### INPUT MATERIAL ###

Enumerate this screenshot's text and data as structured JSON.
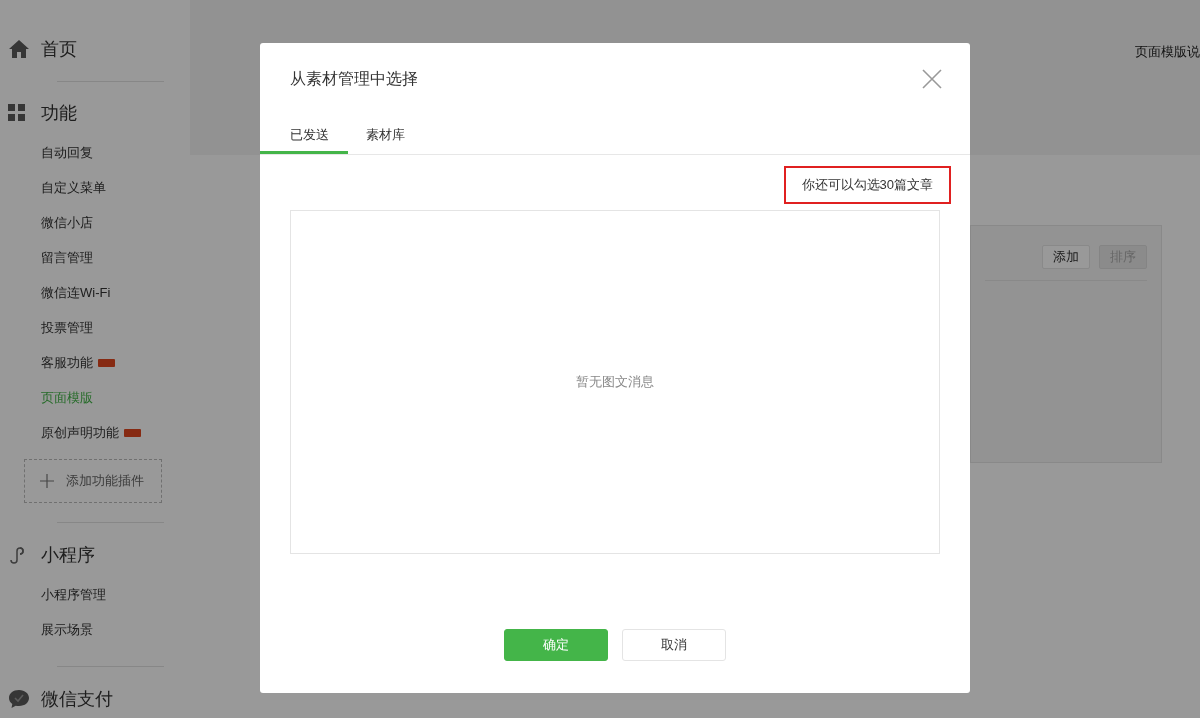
{
  "sidebar": {
    "sections": [
      {
        "kind": "home",
        "title": "首页"
      },
      {
        "kind": "grid",
        "title": "功能",
        "items": [
          {
            "label": "自动回复",
            "selected": false,
            "new": false
          },
          {
            "label": "自定义菜单",
            "selected": false,
            "new": false
          },
          {
            "label": "微信小店",
            "selected": false,
            "new": false
          },
          {
            "label": "留言管理",
            "selected": false,
            "new": false
          },
          {
            "label": "微信连Wi-Fi",
            "selected": false,
            "new": false
          },
          {
            "label": "投票管理",
            "selected": false,
            "new": false
          },
          {
            "label": "客服功能",
            "selected": false,
            "new": true
          },
          {
            "label": "页面模版",
            "selected": true,
            "new": false
          },
          {
            "label": "原创声明功能",
            "selected": false,
            "new": true
          }
        ],
        "add_button": "添加功能插件"
      },
      {
        "kind": "link",
        "title": "小程序",
        "items": [
          {
            "label": "小程序管理",
            "selected": false,
            "new": false
          },
          {
            "label": "展示场景",
            "selected": false,
            "new": false
          }
        ]
      },
      {
        "kind": "chat",
        "title": "微信支付"
      }
    ]
  },
  "page": {
    "help_link": "页面模版说",
    "buttons": [
      {
        "label": "添加",
        "disabled": false
      },
      {
        "label": "排序",
        "disabled": true
      }
    ]
  },
  "dialog": {
    "title": "从素材管理中选择",
    "tabs": [
      {
        "label": "已发送",
        "selected": true
      },
      {
        "label": "素材库",
        "selected": false
      }
    ],
    "notice": "你还可以勾选30篇文章",
    "empty_text": "暂无图文消息",
    "buttons": [
      {
        "label": "确定",
        "kind": "primary"
      },
      {
        "label": "取消",
        "kind": "default"
      }
    ]
  }
}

###

→ **YOUR OBJECTIVE**:
Your task is to copy the entries in full and exactly, without any images.

→ **RESULT OF THIS TASK**:
Enumerate this screenshot's text and data as structured JSON.
{
  "sidebar": {
    "sections": [
      {
        "kind": "home",
        "title": "首页"
      },
      {
        "kind": "grid",
        "title": "功能",
        "items": [
          {
            "label": "自动回复",
            "selected": false,
            "new": false
          },
          {
            "label": "自定义菜单",
            "selected": false,
            "new": false
          },
          {
            "label": "微信小店",
            "selected": false,
            "new": false
          },
          {
            "label": "留言管理",
            "selected": false,
            "new": false
          },
          {
            "label": "微信连Wi-Fi",
            "selected": false,
            "new": false
          },
          {
            "label": "投票管理",
            "selected": false,
            "new": false
          },
          {
            "label": "客服功能",
            "selected": false,
            "new": true
          },
          {
            "label": "页面模版",
            "selected": true,
            "new": false
          },
          {
            "label": "原创声明功能",
            "selected": false,
            "new": true
          }
        ],
        "add_button": "添加功能插件"
      },
      {
        "kind": "link",
        "title": "小程序",
        "items": [
          {
            "label": "小程序管理",
            "selected": false,
            "new": false
          },
          {
            "label": "展示场景",
            "selected": false,
            "new": false
          }
        ]
      },
      {
        "kind": "chat",
        "title": "微信支付"
      }
    ]
  },
  "page": {
    "help_link": "页面模版说",
    "buttons": [
      {
        "label": "添加",
        "disabled": false
      },
      {
        "label": "排序",
        "disabled": true
      }
    ]
  },
  "dialog": {
    "title": "从素材管理中选择",
    "tabs": [
      {
        "label": "已发送",
        "selected": true
      },
      {
        "label": "素材库",
        "selected": false
      }
    ],
    "notice": "你还可以勾选30篇文章",
    "empty_text": "暂无图文消息",
    "buttons": [
      {
        "label": "确定",
        "kind": "primary"
      },
      {
        "label": "取消",
        "kind": "default"
      }
    ]
  }
}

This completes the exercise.